Start RECORDS FOR THIS EXERCISE

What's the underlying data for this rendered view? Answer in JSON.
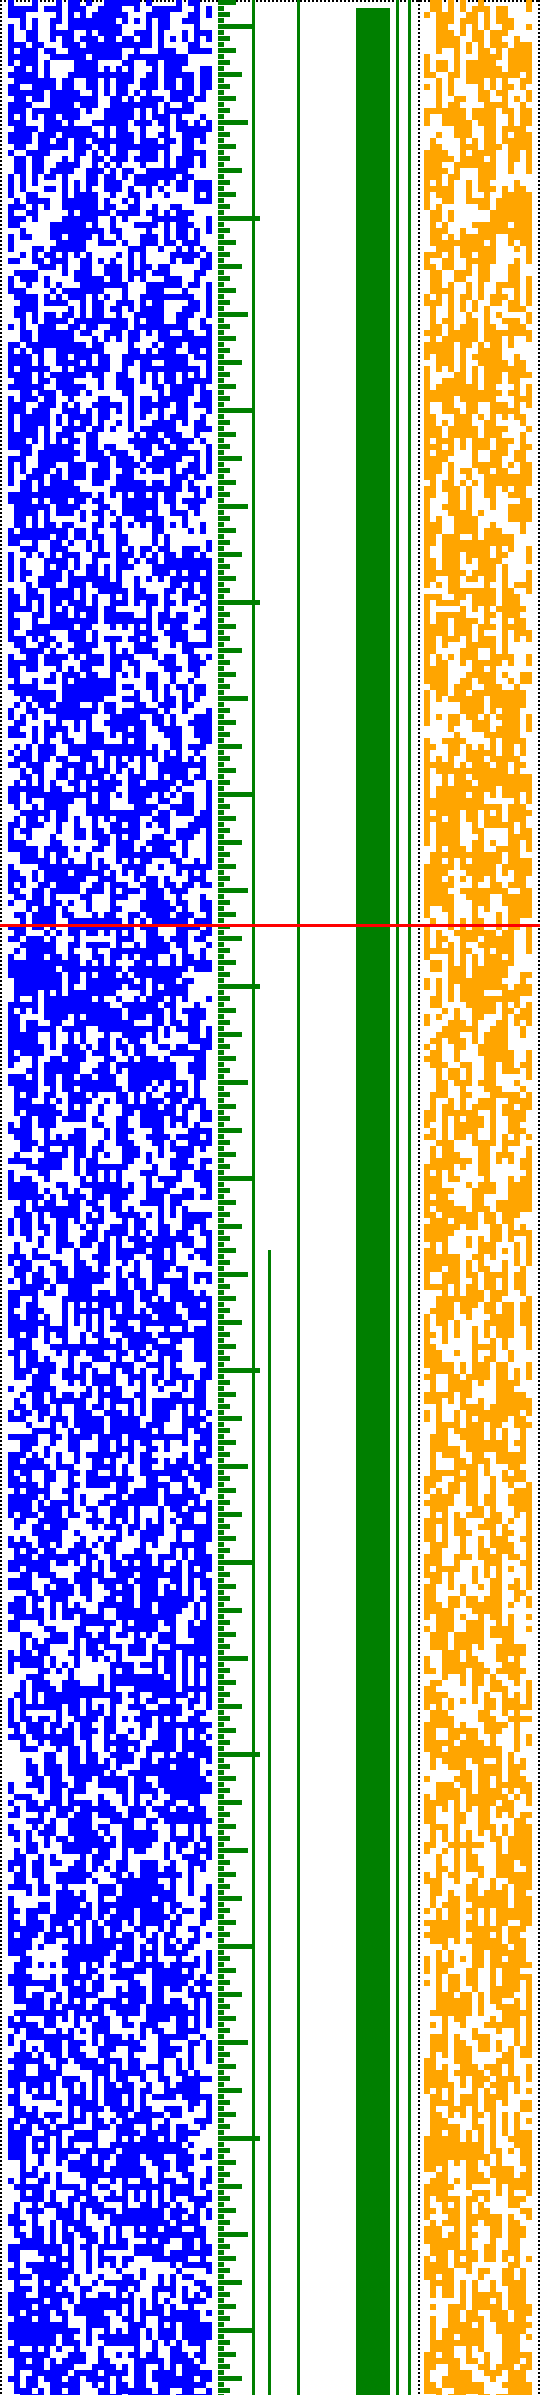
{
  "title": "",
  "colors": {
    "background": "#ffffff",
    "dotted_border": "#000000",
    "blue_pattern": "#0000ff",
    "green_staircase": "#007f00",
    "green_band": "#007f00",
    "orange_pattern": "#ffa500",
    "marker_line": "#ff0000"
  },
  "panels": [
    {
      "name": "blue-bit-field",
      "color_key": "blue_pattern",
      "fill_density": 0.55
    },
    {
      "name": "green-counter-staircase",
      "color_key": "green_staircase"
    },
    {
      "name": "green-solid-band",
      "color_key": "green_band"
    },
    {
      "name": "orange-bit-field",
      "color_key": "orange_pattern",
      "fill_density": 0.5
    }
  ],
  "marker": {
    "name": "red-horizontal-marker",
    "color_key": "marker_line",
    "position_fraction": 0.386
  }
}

End RECORDS FOR THIS EXERCISE

Retype all entries exactly as they appear, dropping the images.

THE ANSWER:
What's the underlying data for this rendered view? Answer in JSON.
{
  "title": "",
  "colors": {
    "background": "#ffffff",
    "dotted_border": "#000000",
    "blue_pattern": "#0000ff",
    "green_staircase": "#007f00",
    "green_band": "#007f00",
    "orange_pattern": "#ffa500",
    "marker_line": "#ff0000"
  },
  "panels": [
    {
      "name": "blue-bit-field",
      "color_key": "blue_pattern",
      "fill_density": 0.55
    },
    {
      "name": "green-counter-staircase",
      "color_key": "green_staircase"
    },
    {
      "name": "green-solid-band",
      "color_key": "green_band"
    },
    {
      "name": "orange-bit-field",
      "color_key": "orange_pattern",
      "fill_density": 0.5
    }
  ],
  "marker": {
    "name": "red-horizontal-marker",
    "color_key": "marker_line",
    "position_fraction": 0.386
  }
}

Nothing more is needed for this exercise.